**JOB:**
Retype the complete listing exactly as it appears.

**GIVEN ENTRIES:**
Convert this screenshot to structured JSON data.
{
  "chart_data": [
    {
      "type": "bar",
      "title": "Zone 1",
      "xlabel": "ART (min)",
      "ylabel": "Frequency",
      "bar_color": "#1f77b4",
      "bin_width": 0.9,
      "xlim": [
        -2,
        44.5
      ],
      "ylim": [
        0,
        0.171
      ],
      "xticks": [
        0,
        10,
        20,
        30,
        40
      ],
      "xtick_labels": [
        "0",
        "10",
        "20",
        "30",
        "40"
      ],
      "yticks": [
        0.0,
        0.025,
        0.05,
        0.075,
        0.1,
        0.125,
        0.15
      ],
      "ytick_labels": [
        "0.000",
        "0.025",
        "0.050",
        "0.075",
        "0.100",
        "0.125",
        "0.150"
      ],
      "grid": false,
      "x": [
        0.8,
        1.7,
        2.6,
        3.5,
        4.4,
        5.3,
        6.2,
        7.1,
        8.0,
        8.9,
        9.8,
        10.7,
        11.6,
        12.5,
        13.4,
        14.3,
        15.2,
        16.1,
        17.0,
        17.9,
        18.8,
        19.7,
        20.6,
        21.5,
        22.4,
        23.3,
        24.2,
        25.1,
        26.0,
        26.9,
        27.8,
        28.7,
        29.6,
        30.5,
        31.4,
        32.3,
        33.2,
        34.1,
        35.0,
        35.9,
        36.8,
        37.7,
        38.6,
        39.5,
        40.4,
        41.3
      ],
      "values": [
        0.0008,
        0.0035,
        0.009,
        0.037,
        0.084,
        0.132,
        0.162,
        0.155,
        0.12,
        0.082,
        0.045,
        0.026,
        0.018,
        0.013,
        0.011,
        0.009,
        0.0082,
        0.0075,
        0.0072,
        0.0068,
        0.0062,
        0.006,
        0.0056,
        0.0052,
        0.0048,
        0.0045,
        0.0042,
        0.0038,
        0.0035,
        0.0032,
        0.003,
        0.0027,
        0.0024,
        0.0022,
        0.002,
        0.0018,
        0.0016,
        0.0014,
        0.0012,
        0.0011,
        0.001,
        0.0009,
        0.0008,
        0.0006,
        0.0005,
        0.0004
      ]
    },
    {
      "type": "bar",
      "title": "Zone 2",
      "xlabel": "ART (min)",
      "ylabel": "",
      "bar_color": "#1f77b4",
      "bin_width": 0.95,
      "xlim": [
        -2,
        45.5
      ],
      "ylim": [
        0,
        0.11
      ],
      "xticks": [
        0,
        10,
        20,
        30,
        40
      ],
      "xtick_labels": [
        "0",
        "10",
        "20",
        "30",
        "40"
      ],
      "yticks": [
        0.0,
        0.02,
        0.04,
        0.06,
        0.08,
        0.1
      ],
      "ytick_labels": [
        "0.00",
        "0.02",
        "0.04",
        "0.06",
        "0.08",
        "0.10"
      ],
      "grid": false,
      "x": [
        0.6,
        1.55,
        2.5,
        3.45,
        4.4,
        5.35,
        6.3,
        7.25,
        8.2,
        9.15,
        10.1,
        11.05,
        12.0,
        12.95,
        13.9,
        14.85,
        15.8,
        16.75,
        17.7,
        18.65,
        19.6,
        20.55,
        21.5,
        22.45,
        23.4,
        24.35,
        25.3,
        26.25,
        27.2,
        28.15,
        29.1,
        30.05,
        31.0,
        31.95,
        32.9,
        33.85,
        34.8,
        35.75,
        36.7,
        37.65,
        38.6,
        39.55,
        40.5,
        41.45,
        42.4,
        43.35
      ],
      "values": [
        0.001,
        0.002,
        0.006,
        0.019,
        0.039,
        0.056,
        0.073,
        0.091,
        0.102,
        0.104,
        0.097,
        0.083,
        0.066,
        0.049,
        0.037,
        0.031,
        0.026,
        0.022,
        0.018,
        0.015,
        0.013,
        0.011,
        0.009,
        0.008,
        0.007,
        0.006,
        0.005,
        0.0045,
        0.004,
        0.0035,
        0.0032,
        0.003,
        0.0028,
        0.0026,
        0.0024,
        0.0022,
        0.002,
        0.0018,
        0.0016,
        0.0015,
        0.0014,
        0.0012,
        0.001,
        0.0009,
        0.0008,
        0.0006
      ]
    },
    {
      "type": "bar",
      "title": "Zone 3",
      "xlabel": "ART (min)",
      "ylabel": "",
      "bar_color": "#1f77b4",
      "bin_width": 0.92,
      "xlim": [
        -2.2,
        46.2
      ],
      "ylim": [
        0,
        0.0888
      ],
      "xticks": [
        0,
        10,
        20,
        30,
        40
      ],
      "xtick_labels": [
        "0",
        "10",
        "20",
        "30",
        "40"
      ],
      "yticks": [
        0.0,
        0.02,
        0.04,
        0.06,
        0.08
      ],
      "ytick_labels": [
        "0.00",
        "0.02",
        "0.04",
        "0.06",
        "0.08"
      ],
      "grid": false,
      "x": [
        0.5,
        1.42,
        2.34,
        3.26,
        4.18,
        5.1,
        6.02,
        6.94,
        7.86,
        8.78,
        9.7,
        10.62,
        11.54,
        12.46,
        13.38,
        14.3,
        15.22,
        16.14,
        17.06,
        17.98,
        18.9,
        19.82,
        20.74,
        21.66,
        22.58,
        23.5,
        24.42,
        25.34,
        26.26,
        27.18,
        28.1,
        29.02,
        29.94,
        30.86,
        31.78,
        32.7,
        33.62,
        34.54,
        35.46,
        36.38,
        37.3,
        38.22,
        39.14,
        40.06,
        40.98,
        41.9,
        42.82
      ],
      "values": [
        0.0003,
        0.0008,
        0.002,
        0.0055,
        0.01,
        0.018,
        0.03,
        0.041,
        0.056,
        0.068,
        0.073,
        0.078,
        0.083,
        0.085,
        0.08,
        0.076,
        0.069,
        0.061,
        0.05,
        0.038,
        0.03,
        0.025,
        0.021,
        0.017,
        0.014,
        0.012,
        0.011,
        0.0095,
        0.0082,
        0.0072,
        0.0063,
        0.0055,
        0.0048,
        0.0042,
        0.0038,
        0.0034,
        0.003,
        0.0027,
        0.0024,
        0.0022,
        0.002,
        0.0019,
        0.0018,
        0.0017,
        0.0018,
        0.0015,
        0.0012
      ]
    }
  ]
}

**SOLUTION TO THIS PROBLEM:**
Convert this screenshot to structured JSON data.
{
  "chart_data": [
    {
      "type": "bar",
      "title": "Zone 1",
      "xlabel": "ART (min)",
      "ylabel": "Frequency",
      "bar_color": "#1f77b4",
      "bin_width": 0.9,
      "xlim": [
        -2,
        44.5
      ],
      "ylim": [
        0,
        0.171
      ],
      "xticks": [
        0,
        10,
        20,
        30,
        40
      ],
      "xtick_labels": [
        "0",
        "10",
        "20",
        "30",
        "40"
      ],
      "yticks": [
        0.0,
        0.025,
        0.05,
        0.075,
        0.1,
        0.125,
        0.15
      ],
      "ytick_labels": [
        "0.000",
        "0.025",
        "0.050",
        "0.075",
        "0.100",
        "0.125",
        "0.150"
      ],
      "grid": false,
      "x": [
        0.8,
        1.7,
        2.6,
        3.5,
        4.4,
        5.3,
        6.2,
        7.1,
        8.0,
        8.9,
        9.8,
        10.7,
        11.6,
        12.5,
        13.4,
        14.3,
        15.2,
        16.1,
        17.0,
        17.9,
        18.8,
        19.7,
        20.6,
        21.5,
        22.4,
        23.3,
        24.2,
        25.1,
        26.0,
        26.9,
        27.8,
        28.7,
        29.6,
        30.5,
        31.4,
        32.3,
        33.2,
        34.1,
        35.0,
        35.9,
        36.8,
        37.7,
        38.6,
        39.5,
        40.4,
        41.3
      ],
      "values": [
        0.0008,
        0.0035,
        0.009,
        0.037,
        0.084,
        0.132,
        0.162,
        0.155,
        0.12,
        0.082,
        0.045,
        0.026,
        0.018,
        0.013,
        0.011,
        0.009,
        0.0082,
        0.0075,
        0.0072,
        0.0068,
        0.0062,
        0.006,
        0.0056,
        0.0052,
        0.0048,
        0.0045,
        0.0042,
        0.0038,
        0.0035,
        0.0032,
        0.003,
        0.0027,
        0.0024,
        0.0022,
        0.002,
        0.0018,
        0.0016,
        0.0014,
        0.0012,
        0.0011,
        0.001,
        0.0009,
        0.0008,
        0.0006,
        0.0005,
        0.0004
      ]
    },
    {
      "type": "bar",
      "title": "Zone 2",
      "xlabel": "ART (min)",
      "ylabel": "",
      "bar_color": "#1f77b4",
      "bin_width": 0.95,
      "xlim": [
        -2,
        45.5
      ],
      "ylim": [
        0,
        0.11
      ],
      "xticks": [
        0,
        10,
        20,
        30,
        40
      ],
      "xtick_labels": [
        "0",
        "10",
        "20",
        "30",
        "40"
      ],
      "yticks": [
        0.0,
        0.02,
        0.04,
        0.06,
        0.08,
        0.1
      ],
      "ytick_labels": [
        "0.00",
        "0.02",
        "0.04",
        "0.06",
        "0.08",
        "0.10"
      ],
      "grid": false,
      "x": [
        0.6,
        1.55,
        2.5,
        3.45,
        4.4,
        5.35,
        6.3,
        7.25,
        8.2,
        9.15,
        10.1,
        11.05,
        12.0,
        12.95,
        13.9,
        14.85,
        15.8,
        16.75,
        17.7,
        18.65,
        19.6,
        20.55,
        21.5,
        22.45,
        23.4,
        24.35,
        25.3,
        26.25,
        27.2,
        28.15,
        29.1,
        30.05,
        31.0,
        31.95,
        32.9,
        33.85,
        34.8,
        35.75,
        36.7,
        37.65,
        38.6,
        39.55,
        40.5,
        41.45,
        42.4,
        43.35
      ],
      "values": [
        0.001,
        0.002,
        0.006,
        0.019,
        0.039,
        0.056,
        0.073,
        0.091,
        0.102,
        0.104,
        0.097,
        0.083,
        0.066,
        0.049,
        0.037,
        0.031,
        0.026,
        0.022,
        0.018,
        0.015,
        0.013,
        0.011,
        0.009,
        0.008,
        0.007,
        0.006,
        0.005,
        0.0045,
        0.004,
        0.0035,
        0.0032,
        0.003,
        0.0028,
        0.0026,
        0.0024,
        0.0022,
        0.002,
        0.0018,
        0.0016,
        0.0015,
        0.0014,
        0.0012,
        0.001,
        0.0009,
        0.0008,
        0.0006
      ]
    },
    {
      "type": "bar",
      "title": "Zone 3",
      "xlabel": "ART (min)",
      "ylabel": "",
      "bar_color": "#1f77b4",
      "bin_width": 0.92,
      "xlim": [
        -2.2,
        46.2
      ],
      "ylim": [
        0,
        0.0888
      ],
      "xticks": [
        0,
        10,
        20,
        30,
        40
      ],
      "xtick_labels": [
        "0",
        "10",
        "20",
        "30",
        "40"
      ],
      "yticks": [
        0.0,
        0.02,
        0.04,
        0.06,
        0.08
      ],
      "ytick_labels": [
        "0.00",
        "0.02",
        "0.04",
        "0.06",
        "0.08"
      ],
      "grid": false,
      "x": [
        0.5,
        1.42,
        2.34,
        3.26,
        4.18,
        5.1,
        6.02,
        6.94,
        7.86,
        8.78,
        9.7,
        10.62,
        11.54,
        12.46,
        13.38,
        14.3,
        15.22,
        16.14,
        17.06,
        17.98,
        18.9,
        19.82,
        20.74,
        21.66,
        22.58,
        23.5,
        24.42,
        25.34,
        26.26,
        27.18,
        28.1,
        29.02,
        29.94,
        30.86,
        31.78,
        32.7,
        33.62,
        34.54,
        35.46,
        36.38,
        37.3,
        38.22,
        39.14,
        40.06,
        40.98,
        41.9,
        42.82
      ],
      "values": [
        0.0003,
        0.0008,
        0.002,
        0.0055,
        0.01,
        0.018,
        0.03,
        0.041,
        0.056,
        0.068,
        0.073,
        0.078,
        0.083,
        0.085,
        0.08,
        0.076,
        0.069,
        0.061,
        0.05,
        0.038,
        0.03,
        0.025,
        0.021,
        0.017,
        0.014,
        0.012,
        0.011,
        0.0095,
        0.0082,
        0.0072,
        0.0063,
        0.0055,
        0.0048,
        0.0042,
        0.0038,
        0.0034,
        0.003,
        0.0027,
        0.0024,
        0.0022,
        0.002,
        0.0019,
        0.0018,
        0.0017,
        0.0018,
        0.0015,
        0.0012
      ]
    }
  ]
}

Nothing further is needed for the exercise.